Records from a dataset
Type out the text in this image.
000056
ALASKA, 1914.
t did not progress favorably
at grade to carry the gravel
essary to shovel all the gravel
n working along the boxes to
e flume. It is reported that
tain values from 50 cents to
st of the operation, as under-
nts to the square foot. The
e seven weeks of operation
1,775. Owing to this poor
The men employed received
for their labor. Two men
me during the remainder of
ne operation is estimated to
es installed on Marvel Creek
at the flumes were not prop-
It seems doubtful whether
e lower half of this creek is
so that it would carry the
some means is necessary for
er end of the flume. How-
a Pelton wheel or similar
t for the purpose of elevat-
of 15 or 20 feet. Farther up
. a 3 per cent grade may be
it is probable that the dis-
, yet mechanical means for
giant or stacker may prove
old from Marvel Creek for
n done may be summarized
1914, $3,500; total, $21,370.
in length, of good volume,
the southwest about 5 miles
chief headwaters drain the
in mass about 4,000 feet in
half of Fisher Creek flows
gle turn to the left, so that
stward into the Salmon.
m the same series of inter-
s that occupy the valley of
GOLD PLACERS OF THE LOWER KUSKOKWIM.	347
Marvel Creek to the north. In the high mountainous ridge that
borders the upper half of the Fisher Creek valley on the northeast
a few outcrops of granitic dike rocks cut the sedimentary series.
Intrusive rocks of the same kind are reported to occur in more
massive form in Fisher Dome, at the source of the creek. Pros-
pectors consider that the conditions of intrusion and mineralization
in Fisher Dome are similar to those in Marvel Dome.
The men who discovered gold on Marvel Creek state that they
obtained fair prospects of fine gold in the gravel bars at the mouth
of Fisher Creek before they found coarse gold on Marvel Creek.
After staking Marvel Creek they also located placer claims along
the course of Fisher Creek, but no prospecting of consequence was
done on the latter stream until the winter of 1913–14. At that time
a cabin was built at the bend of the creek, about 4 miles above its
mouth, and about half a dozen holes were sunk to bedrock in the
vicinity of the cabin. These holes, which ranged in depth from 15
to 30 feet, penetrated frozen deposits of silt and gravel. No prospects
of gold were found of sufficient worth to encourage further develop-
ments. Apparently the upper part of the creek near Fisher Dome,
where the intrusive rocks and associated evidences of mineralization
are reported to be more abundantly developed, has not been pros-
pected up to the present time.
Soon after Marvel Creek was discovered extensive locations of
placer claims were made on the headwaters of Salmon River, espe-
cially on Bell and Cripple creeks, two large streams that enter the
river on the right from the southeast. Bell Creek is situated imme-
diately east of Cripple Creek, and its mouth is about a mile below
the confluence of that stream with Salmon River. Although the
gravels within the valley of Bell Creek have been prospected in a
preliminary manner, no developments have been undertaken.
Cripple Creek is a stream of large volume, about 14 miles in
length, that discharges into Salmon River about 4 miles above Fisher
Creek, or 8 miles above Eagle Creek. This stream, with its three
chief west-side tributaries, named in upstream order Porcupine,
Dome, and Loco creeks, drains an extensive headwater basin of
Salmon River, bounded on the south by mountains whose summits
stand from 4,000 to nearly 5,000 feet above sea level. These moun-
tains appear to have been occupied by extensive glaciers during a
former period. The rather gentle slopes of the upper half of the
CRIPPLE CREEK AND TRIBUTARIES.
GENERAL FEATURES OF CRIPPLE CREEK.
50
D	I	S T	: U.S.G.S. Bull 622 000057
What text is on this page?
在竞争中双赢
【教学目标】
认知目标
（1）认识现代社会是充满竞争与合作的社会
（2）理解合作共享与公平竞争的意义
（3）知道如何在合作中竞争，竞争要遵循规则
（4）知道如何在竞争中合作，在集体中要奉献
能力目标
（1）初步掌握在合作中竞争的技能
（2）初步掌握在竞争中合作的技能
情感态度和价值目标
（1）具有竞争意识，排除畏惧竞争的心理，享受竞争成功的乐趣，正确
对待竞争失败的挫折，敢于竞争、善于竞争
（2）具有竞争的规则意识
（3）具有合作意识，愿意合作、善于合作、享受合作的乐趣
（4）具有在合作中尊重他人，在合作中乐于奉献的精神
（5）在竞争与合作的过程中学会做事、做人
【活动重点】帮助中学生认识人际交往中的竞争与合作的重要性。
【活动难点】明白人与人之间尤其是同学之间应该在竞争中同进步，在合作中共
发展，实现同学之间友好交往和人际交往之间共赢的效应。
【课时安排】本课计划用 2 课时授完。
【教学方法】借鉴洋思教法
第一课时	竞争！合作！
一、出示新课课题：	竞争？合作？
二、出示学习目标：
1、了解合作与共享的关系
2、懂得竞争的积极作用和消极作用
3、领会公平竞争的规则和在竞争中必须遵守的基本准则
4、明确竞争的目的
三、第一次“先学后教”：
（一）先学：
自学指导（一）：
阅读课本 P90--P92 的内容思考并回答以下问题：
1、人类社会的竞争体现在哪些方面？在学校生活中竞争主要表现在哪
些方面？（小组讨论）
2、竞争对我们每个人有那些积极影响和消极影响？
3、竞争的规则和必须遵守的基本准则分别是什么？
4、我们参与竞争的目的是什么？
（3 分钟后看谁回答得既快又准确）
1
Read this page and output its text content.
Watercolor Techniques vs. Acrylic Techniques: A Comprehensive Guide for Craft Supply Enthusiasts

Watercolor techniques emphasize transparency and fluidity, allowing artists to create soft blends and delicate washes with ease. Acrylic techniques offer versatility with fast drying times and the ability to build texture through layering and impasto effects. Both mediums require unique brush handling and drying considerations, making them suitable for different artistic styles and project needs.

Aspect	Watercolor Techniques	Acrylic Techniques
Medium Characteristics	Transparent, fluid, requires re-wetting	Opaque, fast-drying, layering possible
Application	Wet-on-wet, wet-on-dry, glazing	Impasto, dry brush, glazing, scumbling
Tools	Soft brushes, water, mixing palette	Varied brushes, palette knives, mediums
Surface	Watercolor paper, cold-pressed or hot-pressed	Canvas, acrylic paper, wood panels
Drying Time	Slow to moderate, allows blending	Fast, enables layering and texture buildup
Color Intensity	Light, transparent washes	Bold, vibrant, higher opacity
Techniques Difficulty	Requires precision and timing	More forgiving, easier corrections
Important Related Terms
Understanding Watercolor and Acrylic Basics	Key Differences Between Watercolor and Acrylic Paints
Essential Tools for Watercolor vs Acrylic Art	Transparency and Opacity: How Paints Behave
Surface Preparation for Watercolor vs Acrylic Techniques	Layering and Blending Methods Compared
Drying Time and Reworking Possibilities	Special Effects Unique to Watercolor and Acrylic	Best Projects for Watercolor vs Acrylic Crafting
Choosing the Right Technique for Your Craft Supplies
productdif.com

▸ **WHAT THE EXERCISE ASKS**
Return each line with "Surface".

▸ **EXERCISE ANSWER**
Surface	Watercolor paper, cold-pressed or hot-pressed	Canvas, acrylic paper, wood panels
Surface Preparation for Watercolor vs Acrylic Techniques	Layering and Blending Methods Compared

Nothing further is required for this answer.